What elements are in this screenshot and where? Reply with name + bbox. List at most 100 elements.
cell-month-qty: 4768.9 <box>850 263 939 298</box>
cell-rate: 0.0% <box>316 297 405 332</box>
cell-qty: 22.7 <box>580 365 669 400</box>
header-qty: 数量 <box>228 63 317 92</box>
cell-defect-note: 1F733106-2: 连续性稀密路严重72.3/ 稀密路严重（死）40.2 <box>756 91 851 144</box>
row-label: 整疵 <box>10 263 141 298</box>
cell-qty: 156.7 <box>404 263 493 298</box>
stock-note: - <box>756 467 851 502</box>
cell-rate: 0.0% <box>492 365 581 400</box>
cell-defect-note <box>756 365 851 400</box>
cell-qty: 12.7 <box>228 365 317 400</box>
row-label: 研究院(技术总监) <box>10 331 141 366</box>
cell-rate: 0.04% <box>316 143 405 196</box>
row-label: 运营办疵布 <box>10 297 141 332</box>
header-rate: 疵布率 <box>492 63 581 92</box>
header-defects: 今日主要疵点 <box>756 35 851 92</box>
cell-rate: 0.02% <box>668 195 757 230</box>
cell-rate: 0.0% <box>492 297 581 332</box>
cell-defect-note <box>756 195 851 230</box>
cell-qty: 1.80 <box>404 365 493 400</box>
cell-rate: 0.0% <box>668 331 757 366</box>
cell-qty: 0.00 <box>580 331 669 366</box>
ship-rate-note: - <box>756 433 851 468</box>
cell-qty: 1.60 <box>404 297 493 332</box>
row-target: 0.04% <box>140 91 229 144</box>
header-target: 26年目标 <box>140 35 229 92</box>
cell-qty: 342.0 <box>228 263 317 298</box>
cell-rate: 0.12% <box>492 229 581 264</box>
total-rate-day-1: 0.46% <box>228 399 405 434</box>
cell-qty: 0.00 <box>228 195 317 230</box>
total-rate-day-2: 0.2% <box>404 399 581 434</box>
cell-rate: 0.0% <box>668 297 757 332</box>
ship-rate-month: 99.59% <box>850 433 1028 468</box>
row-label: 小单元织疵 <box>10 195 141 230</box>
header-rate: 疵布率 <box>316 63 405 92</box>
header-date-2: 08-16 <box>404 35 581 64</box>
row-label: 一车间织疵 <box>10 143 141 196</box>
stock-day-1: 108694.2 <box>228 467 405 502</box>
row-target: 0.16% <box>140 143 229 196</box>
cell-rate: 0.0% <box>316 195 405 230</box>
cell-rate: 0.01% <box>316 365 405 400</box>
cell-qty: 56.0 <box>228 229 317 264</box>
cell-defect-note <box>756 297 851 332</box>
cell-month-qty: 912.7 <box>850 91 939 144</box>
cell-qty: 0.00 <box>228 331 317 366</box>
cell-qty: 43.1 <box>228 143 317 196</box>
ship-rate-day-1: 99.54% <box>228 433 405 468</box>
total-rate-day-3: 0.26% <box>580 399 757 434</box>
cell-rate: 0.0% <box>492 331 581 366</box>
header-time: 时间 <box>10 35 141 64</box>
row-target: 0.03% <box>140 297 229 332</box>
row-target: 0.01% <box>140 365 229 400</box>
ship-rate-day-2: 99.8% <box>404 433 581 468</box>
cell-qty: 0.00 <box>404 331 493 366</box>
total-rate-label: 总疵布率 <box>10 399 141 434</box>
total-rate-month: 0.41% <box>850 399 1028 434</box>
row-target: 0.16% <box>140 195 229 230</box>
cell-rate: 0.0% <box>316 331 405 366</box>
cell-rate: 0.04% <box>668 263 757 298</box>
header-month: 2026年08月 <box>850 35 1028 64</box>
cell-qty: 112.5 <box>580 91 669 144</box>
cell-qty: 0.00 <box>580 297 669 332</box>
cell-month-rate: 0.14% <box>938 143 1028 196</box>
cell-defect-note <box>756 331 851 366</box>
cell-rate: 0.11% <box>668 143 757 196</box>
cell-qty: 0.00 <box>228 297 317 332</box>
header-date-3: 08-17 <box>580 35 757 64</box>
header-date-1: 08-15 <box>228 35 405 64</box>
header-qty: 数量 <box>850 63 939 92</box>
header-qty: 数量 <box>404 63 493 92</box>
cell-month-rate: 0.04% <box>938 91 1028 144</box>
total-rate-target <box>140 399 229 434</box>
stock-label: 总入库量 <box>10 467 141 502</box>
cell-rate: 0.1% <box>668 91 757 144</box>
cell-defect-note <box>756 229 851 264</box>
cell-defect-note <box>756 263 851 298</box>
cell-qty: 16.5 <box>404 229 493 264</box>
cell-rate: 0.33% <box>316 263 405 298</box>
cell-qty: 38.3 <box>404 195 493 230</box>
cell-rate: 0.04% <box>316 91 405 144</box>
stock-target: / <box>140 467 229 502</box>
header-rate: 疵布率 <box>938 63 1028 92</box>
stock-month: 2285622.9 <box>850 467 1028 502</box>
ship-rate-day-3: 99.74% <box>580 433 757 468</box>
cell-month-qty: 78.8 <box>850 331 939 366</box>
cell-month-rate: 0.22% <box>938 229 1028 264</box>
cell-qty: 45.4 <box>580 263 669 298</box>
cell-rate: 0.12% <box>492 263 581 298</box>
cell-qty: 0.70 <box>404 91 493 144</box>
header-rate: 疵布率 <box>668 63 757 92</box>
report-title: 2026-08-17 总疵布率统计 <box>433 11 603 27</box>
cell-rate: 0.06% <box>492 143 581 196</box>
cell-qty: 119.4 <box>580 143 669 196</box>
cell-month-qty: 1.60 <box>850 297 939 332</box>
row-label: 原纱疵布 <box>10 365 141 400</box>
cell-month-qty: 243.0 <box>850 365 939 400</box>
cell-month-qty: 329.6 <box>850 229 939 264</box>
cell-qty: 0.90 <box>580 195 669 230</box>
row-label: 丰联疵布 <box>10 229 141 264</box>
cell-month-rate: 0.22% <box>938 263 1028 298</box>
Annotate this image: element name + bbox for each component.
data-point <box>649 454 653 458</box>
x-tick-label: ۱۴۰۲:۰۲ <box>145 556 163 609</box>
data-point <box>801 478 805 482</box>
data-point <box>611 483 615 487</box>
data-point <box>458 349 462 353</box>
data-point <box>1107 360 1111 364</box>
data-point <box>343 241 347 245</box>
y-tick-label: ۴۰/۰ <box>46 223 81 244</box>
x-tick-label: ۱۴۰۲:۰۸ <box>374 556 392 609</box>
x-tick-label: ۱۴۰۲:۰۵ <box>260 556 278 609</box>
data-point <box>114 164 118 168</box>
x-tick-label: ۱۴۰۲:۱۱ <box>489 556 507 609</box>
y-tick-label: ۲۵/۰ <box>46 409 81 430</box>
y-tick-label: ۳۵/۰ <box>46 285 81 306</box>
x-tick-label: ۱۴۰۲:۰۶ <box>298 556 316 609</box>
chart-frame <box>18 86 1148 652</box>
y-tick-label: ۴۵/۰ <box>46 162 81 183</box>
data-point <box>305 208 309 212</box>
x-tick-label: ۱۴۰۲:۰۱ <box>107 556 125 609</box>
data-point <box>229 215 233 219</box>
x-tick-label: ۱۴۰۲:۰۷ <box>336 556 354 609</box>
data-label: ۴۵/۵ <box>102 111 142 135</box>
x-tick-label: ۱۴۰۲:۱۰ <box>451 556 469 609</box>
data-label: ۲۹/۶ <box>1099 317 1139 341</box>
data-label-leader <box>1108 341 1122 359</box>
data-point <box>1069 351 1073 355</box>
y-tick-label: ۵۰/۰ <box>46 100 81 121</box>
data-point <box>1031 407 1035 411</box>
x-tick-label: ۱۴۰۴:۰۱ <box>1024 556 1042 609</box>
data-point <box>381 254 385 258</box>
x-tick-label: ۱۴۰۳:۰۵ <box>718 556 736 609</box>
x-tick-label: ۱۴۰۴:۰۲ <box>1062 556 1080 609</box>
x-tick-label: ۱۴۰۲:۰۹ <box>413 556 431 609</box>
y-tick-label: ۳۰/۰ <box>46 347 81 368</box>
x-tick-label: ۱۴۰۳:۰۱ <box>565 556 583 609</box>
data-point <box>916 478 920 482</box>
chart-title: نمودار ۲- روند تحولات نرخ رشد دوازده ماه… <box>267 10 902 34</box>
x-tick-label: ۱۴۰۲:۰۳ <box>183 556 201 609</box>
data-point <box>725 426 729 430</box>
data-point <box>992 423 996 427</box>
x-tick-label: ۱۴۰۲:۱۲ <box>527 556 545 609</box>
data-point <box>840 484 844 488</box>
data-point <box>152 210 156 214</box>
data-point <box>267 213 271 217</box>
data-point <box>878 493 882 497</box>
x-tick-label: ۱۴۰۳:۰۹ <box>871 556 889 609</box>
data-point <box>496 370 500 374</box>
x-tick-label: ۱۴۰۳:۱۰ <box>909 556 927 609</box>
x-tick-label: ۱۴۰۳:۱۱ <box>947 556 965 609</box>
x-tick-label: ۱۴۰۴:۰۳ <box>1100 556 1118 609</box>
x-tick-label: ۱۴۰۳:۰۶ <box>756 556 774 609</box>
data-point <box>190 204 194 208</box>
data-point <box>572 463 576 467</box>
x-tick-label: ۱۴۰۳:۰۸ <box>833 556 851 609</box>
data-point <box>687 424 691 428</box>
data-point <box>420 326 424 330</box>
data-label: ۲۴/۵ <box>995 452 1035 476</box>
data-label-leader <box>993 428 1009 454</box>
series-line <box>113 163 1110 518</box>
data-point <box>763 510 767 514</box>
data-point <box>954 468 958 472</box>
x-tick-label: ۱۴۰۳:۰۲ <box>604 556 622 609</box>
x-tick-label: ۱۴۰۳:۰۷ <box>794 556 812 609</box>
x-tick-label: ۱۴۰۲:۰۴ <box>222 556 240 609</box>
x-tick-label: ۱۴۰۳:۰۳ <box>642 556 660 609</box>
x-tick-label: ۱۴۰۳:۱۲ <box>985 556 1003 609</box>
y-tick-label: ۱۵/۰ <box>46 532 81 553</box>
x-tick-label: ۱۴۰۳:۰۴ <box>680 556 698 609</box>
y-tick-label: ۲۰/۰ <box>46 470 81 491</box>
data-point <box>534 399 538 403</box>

####

» **GOAL OF THE EXERCISE**
Please rewrite the records from their start through the line containing "row-label: 整疵 <box>10 263 141 298</box>" as a JSON list of strings, one string per line, leaving out any blank lines.

» **WRITTEN ANSWER**
[
  "What elements are in this screenshot and where? Reply with name + bbox. List at most 100 elements.",
  "cell-month-qty: 4768.9 <box>850 263 939 298</box>",
  "cell-rate: 0.0% <box>316 297 405 332</box>",
  "cell-qty: 22.7 <box>580 365 669 400</box>",
  "header-qty: 数量 <box>228 63 317 92</box>",
  "cell-defect-note: 1F733106-2: 连续性稀密路严重72.3/ 稀密路严重（死）40.2 <box>756 91 851 144</box>",
  "row-label: 整疵 <box>10 263 141 298</box>"
]